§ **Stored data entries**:
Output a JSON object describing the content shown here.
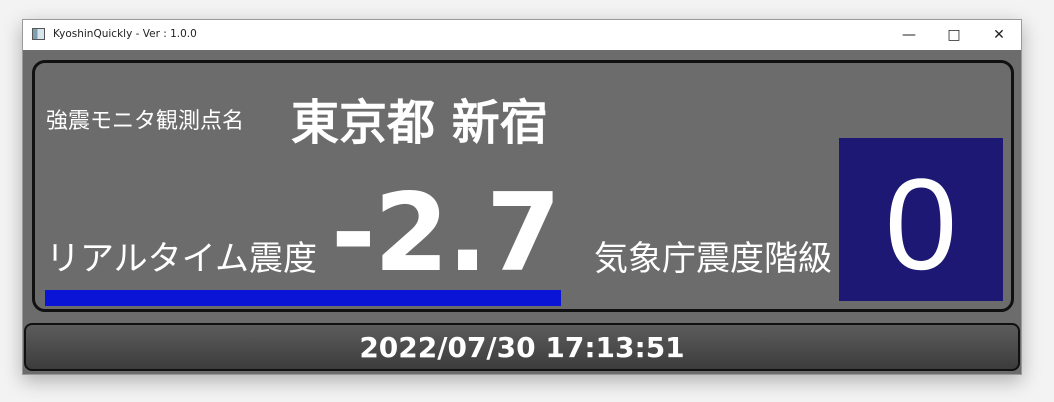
{
  "window": {
    "title": "KyoshinQuickly - Ver : 1.0.0",
    "icon": "app-window-icon",
    "controls": {
      "minimize": "—",
      "maximize": "□",
      "close": "✕"
    }
  },
  "station": {
    "label": "強震モニタ観測点名",
    "name": "東京都 新宿"
  },
  "realtime": {
    "label": "リアルタイム震度",
    "value": "-2.7",
    "bar_color": "#0a14d6"
  },
  "jma": {
    "label": "気象庁震度階級",
    "value": "0",
    "box_color": "#1c1873"
  },
  "status": {
    "timestamp": "2022/07/30 17:13:51"
  },
  "colors": {
    "panel_background": "#6c6c6c",
    "border": "#111111"
  }
}
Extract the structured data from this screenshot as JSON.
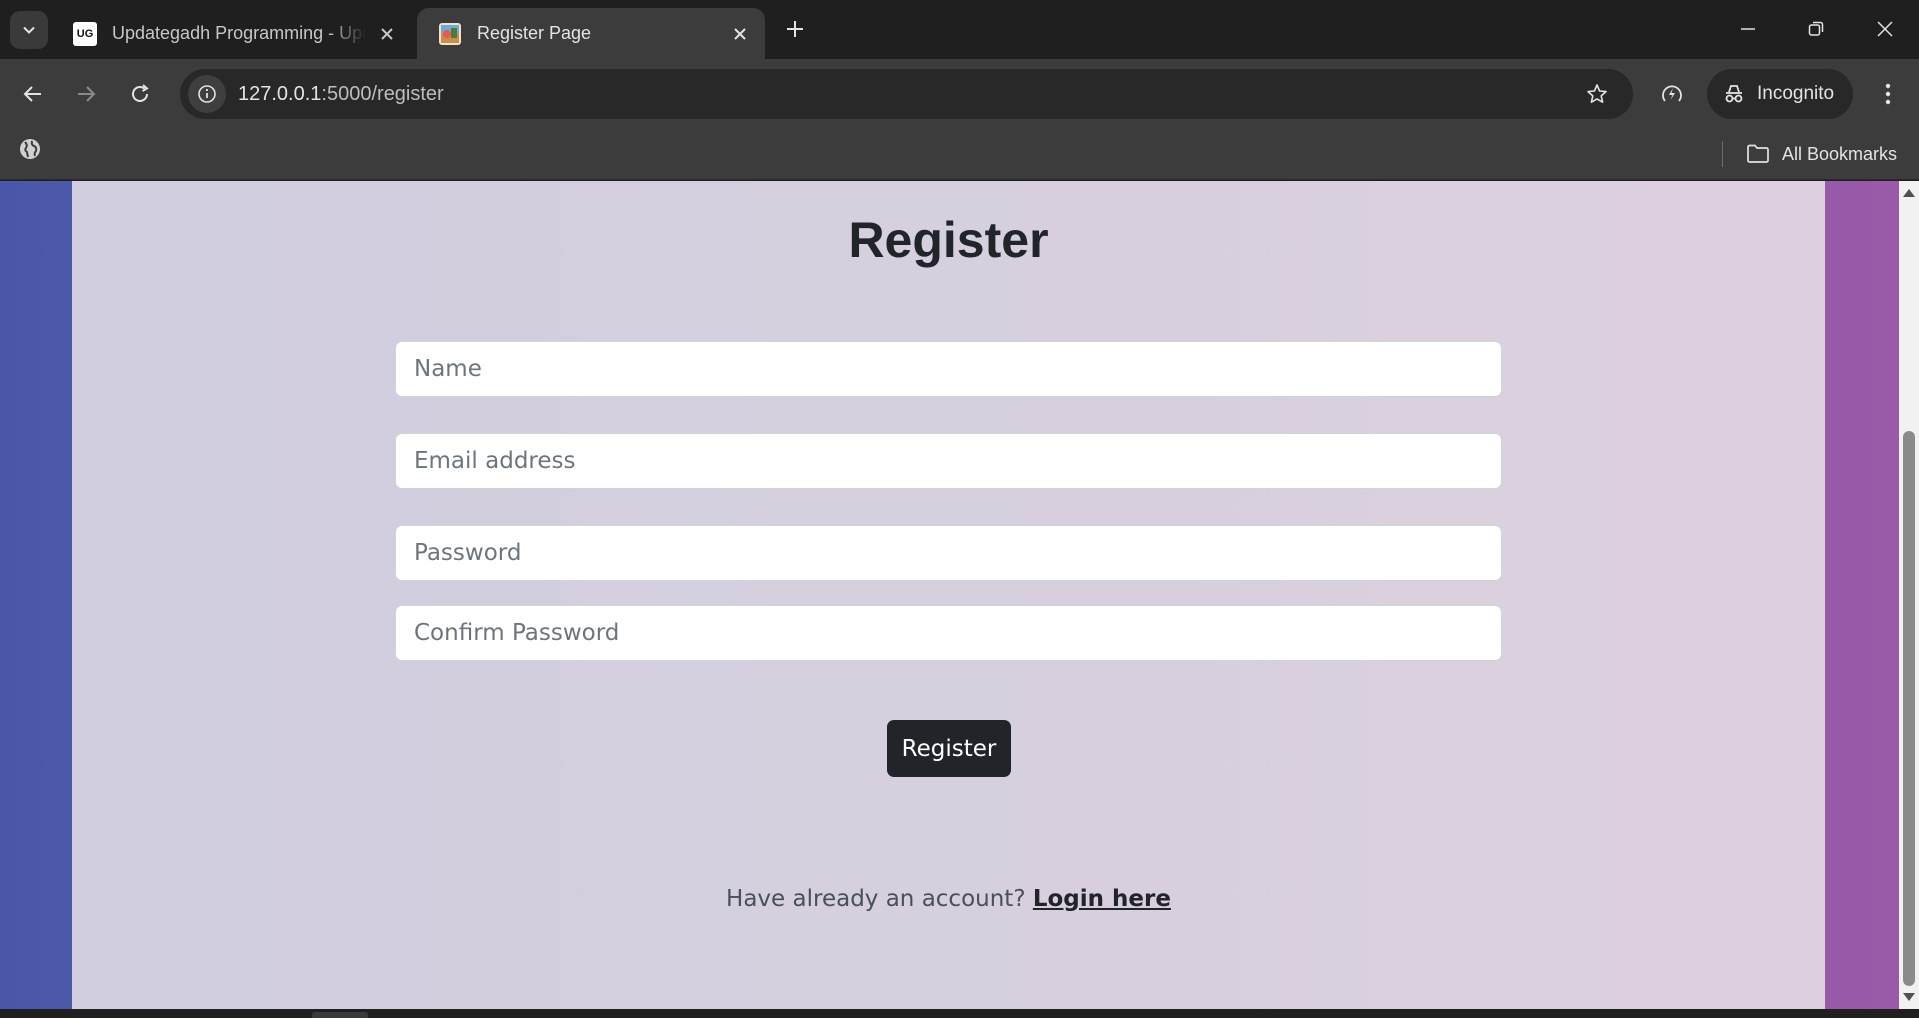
{
  "browser": {
    "tabs": [
      {
        "title": "Updategadh Programming - Updategadh",
        "favicon": "UG",
        "active": false
      },
      {
        "title": "Register Page",
        "active": true
      }
    ],
    "url_host": "127.0.0.1",
    "url_rest": ":5000/register",
    "profile_label": "Incognito",
    "bookmarks_all_label": "All Bookmarks"
  },
  "page": {
    "heading": "Register",
    "fields": {
      "name_placeholder": "Name",
      "email_placeholder": "Email address",
      "password_placeholder": "Password",
      "confirm_placeholder": "Confirm Password"
    },
    "submit_label": "Register",
    "login_prompt": "Have already an account?",
    "login_link": "Login here"
  },
  "colors": {
    "card_background": "#d6cfde",
    "button_background": "#212529",
    "bg_gradient_left": "#4a57a8",
    "bg_gradient_right": "#9a5aa8"
  }
}
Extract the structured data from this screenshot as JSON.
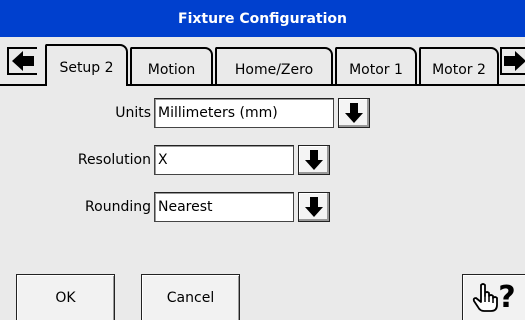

§ **WHAT YOU ARE ASKED TO DO**:
Copy out the data above exactly, except the pictures.

§ **SOLUTION FOR THIS PROBLEM**:
Output a JSON object describing the content shown here.
{
  "window": {
    "title": "KyoshinQuickly - Ver : 1.0.0",
    "icon": "app-window-icon",
    "controls": {
      "minimize": "—",
      "maximize": "□",
      "close": "✕"
    }
  },
  "station": {
    "label": "強震モニタ観測点名",
    "name": "東京都 新宿"
  },
  "realtime": {
    "label": "リアルタイム震度",
    "value": "-2.7",
    "bar_color": "#0a14d6"
  },
  "jma": {
    "label": "気象庁震度階級",
    "value": "0",
    "box_color": "#1c1873"
  },
  "status": {
    "timestamp": "2022/07/30 17:13:51"
  },
  "colors": {
    "panel_background": "#6c6c6c",
    "border": "#111111"
  }
}
Extract the structured data from this screenshot as JSON.
{
  "browser": {
    "tabs": [
      {
        "title": "Updategadh Programming - Updategadh",
        "favicon": "UG",
        "active": false
      },
      {
        "title": "Register Page",
        "active": true
      }
    ],
    "url_host": "127.0.0.1",
    "url_rest": ":5000/register",
    "profile_label": "Incognito",
    "bookmarks_all_label": "All Bookmarks"
  },
  "page": {
    "heading": "Register",
    "fields": {
      "name_placeholder": "Name",
      "email_placeholder": "Email address",
      "password_placeholder": "Password",
      "confirm_placeholder": "Confirm Password"
    },
    "submit_label": "Register",
    "login_prompt": "Have already an account?",
    "login_link": "Login here"
  },
  "colors": {
    "card_background": "#d6cfde",
    "button_background": "#212529",
    "bg_gradient_left": "#4a57a8",
    "bg_gradient_right": "#9a5aa8"
  }
}
Extract the structured data from this screenshot as JSON.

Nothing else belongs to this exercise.